───── DOCUMENT EXCERPT
The 6-foot-1, 205-pounder has some man-coverage skills on slot receivers to go along with instincts to be a disruptive defender near the tackle box. There is no doubt that he is a fantastic athlete with a ton of upside. Peppers could play safety or maybe be a press-man corner. NFL sources have said that they think Peppers is a better athlete than the freaky Florida State cornerback/safety Jalen Ramsey, who was the fifth-overall pick to the Jaguars in the 2016 NFL Draft.

Second-Team Safeties:

Eddie Jackson, Alabama

Jackson (6-0, 194) massively improved after a move to safety from cornerback. He had six interceptions, 46 tackles and two passes broken up there in 2015. Jackson has looked natural as a coverage free safety who can cover in man and play the deep centerfield. As a sophomore, he totaled 41 tackles with six passes broken up and one interception. Jackson had 19 tackles with two passes broken up and a pick in 2013. It was impressive that he saw the field so quickly for the Crimson Tide, but Jackson was a much better player at safety in 2015 than how he performed at corner in the previous seasons.
──────────
───── INFORMATION SUPPLIED
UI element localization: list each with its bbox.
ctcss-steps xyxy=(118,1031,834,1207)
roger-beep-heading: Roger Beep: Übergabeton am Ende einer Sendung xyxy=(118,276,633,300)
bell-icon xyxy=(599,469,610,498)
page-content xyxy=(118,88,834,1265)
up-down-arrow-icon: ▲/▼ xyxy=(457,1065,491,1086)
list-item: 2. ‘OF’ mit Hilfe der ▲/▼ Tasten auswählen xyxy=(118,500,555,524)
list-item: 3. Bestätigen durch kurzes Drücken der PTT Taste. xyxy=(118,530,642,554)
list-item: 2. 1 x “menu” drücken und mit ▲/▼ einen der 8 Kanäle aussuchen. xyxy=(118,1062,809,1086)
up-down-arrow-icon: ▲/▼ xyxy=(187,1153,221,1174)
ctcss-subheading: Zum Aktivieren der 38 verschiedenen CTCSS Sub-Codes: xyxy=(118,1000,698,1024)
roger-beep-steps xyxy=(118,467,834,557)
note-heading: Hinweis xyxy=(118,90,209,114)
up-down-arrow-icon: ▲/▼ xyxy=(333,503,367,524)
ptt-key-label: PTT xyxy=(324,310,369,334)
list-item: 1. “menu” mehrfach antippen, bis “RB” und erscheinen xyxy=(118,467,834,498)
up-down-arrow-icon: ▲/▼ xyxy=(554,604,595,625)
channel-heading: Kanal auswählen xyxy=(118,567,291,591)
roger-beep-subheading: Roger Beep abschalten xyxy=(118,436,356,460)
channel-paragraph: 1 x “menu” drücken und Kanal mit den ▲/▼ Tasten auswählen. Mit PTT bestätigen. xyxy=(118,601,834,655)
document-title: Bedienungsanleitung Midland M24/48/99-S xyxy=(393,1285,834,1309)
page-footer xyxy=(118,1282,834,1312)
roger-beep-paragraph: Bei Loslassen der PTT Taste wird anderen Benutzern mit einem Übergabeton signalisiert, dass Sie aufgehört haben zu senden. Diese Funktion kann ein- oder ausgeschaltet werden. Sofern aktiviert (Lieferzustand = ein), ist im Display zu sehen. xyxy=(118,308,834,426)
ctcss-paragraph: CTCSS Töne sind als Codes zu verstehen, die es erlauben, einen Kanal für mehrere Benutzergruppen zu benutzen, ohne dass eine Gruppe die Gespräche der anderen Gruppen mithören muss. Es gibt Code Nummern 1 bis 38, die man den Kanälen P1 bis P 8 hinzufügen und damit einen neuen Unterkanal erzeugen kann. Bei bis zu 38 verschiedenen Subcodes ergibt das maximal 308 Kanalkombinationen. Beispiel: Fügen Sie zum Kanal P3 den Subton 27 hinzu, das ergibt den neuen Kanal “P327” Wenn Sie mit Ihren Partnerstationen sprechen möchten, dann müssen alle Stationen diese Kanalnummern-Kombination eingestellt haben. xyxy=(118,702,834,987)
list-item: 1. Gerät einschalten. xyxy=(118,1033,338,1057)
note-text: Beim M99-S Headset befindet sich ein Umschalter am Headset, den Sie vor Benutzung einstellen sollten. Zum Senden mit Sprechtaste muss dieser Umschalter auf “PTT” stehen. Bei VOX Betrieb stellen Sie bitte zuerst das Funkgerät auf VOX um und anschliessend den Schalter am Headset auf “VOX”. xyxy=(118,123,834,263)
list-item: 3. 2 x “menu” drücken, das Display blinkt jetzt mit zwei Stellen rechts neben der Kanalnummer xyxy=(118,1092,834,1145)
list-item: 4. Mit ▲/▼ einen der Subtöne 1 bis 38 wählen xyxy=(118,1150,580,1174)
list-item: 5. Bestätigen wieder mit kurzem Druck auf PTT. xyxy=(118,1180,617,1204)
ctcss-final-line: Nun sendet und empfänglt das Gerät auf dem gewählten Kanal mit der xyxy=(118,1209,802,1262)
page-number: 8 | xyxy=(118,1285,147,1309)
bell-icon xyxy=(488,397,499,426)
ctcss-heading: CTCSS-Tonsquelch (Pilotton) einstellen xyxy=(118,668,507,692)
──────────
→ WORK INSTRUCTION: Retype the section of the safety scouting report from "Jackson (6-0, 194)" to "the previous seasons.".

→ RESULT FOR THIS TASK:
Jackson (6-0, 194) massively improved after a move to safety from cornerback. He had six interceptions, 46 tackles and two passes broken up there in 2015. Jackson has looked natural as a coverage free safety who can cover in man and play the deep centerfield. As a sophomore, he totaled 41 tackles with six passes broken up and one interception. Jackson had 19 tackles with two passes broken up and a pick in 2013. It was impressive that he saw the field so quickly for the Crimson Tide, but Jackson was a much better player at safety in 2015 than how he performed at corner in the previous seasons.